═════ EXCERPTED DATA
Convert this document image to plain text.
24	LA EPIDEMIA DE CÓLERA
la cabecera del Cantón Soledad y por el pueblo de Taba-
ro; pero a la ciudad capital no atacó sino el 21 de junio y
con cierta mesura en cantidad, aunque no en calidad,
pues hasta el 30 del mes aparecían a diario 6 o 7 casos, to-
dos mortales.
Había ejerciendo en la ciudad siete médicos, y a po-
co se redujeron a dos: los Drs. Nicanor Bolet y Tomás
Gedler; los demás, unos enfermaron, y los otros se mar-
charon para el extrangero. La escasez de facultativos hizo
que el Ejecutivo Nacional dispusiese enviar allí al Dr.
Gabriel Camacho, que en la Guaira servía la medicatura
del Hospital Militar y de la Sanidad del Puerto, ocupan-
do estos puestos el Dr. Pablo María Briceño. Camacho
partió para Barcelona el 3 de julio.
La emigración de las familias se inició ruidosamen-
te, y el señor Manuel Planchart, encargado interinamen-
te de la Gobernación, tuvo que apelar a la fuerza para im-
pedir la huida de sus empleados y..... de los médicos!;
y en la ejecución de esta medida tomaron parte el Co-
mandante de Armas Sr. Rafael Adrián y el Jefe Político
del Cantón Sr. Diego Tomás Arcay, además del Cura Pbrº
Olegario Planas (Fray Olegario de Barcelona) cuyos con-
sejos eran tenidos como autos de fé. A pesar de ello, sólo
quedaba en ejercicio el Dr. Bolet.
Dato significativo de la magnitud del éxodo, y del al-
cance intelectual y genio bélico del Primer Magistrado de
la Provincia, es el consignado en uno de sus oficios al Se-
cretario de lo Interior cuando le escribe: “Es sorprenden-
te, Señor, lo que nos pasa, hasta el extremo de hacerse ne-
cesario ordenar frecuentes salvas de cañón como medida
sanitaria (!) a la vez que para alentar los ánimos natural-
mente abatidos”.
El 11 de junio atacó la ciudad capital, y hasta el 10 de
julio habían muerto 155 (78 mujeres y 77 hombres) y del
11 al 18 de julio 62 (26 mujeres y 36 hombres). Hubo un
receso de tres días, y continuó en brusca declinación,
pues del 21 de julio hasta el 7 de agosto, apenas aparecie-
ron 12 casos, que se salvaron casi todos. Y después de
══════════
▶ _INSTRUCTION_
Whenever "julio" turns up in a line, pick that line out.

▶ _RESULT_
partió para Barcelona el 3 de julio.
julio habían muerto 155 (78 mujeres y 77 hombres) y del
11 al 18 de julio 62 (26 mujeres y 36 hombres). Hubo un
pues del 21 de julio hasta el 7 de agosto, apenas aparecie-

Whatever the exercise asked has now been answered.